- **What is being asked**
Tally the lines of the listing that contain the string "kolumny". Give the number and nothing else.

+++

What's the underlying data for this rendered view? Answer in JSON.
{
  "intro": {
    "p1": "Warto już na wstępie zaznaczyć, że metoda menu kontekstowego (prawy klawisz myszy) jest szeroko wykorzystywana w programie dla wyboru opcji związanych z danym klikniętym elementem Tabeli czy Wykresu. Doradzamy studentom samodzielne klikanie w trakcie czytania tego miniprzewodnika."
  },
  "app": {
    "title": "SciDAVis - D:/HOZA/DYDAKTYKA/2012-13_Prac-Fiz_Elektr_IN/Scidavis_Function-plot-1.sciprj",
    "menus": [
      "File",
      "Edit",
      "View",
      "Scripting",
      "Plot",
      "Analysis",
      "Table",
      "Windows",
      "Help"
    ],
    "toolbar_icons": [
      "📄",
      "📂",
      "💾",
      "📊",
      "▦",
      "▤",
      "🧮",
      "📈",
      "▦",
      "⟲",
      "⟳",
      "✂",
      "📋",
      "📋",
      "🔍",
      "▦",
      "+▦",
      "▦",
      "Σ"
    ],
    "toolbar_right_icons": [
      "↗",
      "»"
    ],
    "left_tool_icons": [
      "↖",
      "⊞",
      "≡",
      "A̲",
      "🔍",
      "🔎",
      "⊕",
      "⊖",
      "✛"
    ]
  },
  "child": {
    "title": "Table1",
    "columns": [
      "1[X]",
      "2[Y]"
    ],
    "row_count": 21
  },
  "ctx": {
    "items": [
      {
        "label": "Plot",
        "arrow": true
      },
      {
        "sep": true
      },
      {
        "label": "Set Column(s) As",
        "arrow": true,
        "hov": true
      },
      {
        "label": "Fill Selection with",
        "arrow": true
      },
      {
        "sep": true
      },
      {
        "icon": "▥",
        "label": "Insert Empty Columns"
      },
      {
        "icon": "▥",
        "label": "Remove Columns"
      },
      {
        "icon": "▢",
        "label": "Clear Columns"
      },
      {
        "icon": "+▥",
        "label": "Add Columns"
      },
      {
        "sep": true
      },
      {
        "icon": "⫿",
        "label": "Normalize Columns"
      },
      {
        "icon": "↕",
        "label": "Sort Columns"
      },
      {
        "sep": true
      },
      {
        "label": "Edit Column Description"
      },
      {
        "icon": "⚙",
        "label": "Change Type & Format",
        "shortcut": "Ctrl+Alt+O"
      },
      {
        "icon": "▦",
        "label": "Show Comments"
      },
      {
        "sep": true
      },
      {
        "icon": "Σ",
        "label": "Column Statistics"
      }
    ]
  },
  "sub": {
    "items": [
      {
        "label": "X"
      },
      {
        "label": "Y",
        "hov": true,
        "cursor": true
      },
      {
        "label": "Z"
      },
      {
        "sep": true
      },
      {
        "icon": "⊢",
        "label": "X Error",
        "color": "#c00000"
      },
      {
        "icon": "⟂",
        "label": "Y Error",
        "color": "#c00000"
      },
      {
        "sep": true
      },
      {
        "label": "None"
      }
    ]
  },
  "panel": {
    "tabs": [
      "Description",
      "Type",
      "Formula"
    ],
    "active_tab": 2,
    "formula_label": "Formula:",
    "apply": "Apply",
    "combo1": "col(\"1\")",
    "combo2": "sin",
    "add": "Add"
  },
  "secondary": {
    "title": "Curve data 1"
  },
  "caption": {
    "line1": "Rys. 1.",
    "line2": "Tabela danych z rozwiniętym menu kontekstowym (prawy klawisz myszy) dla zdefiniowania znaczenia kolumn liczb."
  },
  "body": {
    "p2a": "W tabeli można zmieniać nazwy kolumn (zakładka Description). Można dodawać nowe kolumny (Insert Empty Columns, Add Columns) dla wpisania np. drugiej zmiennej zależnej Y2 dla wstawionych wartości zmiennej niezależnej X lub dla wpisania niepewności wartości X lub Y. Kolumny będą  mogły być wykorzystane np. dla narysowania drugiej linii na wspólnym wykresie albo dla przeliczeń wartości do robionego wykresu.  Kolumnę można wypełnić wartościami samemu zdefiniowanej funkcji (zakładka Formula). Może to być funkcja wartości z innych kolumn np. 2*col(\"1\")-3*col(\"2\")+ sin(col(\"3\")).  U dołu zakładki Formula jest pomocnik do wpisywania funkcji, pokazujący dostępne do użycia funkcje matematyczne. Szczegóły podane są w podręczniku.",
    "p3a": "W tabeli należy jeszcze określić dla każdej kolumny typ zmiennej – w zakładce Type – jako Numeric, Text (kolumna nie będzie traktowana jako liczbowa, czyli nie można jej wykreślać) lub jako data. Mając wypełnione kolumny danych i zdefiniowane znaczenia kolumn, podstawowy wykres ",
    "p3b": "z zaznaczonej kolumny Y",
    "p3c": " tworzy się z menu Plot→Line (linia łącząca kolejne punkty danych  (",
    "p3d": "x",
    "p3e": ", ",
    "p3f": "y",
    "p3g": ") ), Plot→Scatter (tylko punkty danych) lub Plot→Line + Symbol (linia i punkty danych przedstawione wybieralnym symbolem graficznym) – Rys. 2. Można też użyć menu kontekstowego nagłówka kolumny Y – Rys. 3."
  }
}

+++

- **Expected output**
4